WHAT YOU ARE ASKED TO DO: Every record below should be printed exactly as it appears.

Figure collection entries
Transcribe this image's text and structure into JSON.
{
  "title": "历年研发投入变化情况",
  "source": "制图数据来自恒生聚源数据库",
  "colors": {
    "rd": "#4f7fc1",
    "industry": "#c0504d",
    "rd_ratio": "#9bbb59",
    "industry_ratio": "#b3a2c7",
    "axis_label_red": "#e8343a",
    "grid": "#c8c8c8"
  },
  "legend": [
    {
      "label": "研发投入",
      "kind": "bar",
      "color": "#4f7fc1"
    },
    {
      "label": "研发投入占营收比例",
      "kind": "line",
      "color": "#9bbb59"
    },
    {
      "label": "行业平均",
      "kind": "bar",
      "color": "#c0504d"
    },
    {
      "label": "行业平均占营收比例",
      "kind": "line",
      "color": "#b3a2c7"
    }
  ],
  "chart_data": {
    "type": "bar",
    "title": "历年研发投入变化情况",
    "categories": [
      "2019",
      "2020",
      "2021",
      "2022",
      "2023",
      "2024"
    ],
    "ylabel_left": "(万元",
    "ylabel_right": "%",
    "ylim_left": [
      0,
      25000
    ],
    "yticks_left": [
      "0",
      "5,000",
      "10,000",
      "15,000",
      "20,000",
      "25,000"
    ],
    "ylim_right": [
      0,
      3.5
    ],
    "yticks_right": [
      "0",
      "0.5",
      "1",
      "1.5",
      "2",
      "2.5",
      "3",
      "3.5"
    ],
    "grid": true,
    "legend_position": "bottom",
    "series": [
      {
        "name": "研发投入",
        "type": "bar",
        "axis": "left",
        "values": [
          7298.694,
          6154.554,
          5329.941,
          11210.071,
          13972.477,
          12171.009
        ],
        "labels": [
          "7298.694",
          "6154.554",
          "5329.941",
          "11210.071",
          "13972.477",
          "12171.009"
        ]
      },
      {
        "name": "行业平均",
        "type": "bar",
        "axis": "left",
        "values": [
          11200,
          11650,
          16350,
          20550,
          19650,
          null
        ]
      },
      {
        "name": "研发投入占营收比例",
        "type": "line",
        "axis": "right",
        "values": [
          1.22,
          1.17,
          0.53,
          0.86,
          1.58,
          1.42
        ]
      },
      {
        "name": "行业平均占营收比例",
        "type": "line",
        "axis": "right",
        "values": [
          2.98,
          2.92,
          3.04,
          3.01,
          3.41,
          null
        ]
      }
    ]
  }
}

EXERCISE RESULT:
Transcribe this image's text and structure into JSON.
{
  "title": "历年研发投入变化情况",
  "source": "制图数据来自恒生聚源数据库",
  "colors": {
    "rd": "#4f7fc1",
    "industry": "#c0504d",
    "rd_ratio": "#9bbb59",
    "industry_ratio": "#b3a2c7",
    "axis_label_red": "#e8343a",
    "grid": "#c8c8c8"
  },
  "legend": [
    {
      "label": "研发投入",
      "kind": "bar",
      "color": "#4f7fc1"
    },
    {
      "label": "研发投入占营收比例",
      "kind": "line",
      "color": "#9bbb59"
    },
    {
      "label": "行业平均",
      "kind": "bar",
      "color": "#c0504d"
    },
    {
      "label": "行业平均占营收比例",
      "kind": "line",
      "color": "#b3a2c7"
    }
  ],
  "chart_data": {
    "type": "bar",
    "title": "历年研发投入变化情况",
    "categories": [
      "2019",
      "2020",
      "2021",
      "2022",
      "2023",
      "2024"
    ],
    "ylabel_left": "(万元",
    "ylabel_right": "%",
    "ylim_left": [
      0,
      25000
    ],
    "yticks_left": [
      "0",
      "5,000",
      "10,000",
      "15,000",
      "20,000",
      "25,000"
    ],
    "ylim_right": [
      0,
      3.5
    ],
    "yticks_right": [
      "0",
      "0.5",
      "1",
      "1.5",
      "2",
      "2.5",
      "3",
      "3.5"
    ],
    "grid": true,
    "legend_position": "bottom",
    "series": [
      {
        "name": "研发投入",
        "type": "bar",
        "axis": "left",
        "values": [
          7298.694,
          6154.554,
          5329.941,
          11210.071,
          13972.477,
          12171.009
        ],
        "labels": [
          "7298.694",
          "6154.554",
          "5329.941",
          "11210.071",
          "13972.477",
          "12171.009"
        ]
      },
      {
        "name": "行业平均",
        "type": "bar",
        "axis": "left",
        "values": [
          11200,
          11650,
          16350,
          20550,
          19650,
          null
        ]
      },
      {
        "name": "研发投入占营收比例",
        "type": "line",
        "axis": "right",
        "values": [
          1.22,
          1.17,
          0.53,
          0.86,
          1.58,
          1.42
        ]
      },
      {
        "name": "行业平均占营收比例",
        "type": "line",
        "axis": "right",
        "values": [
          2.98,
          2.92,
          3.04,
          3.01,
          3.41,
          null
        ]
      }
    ]
  }
}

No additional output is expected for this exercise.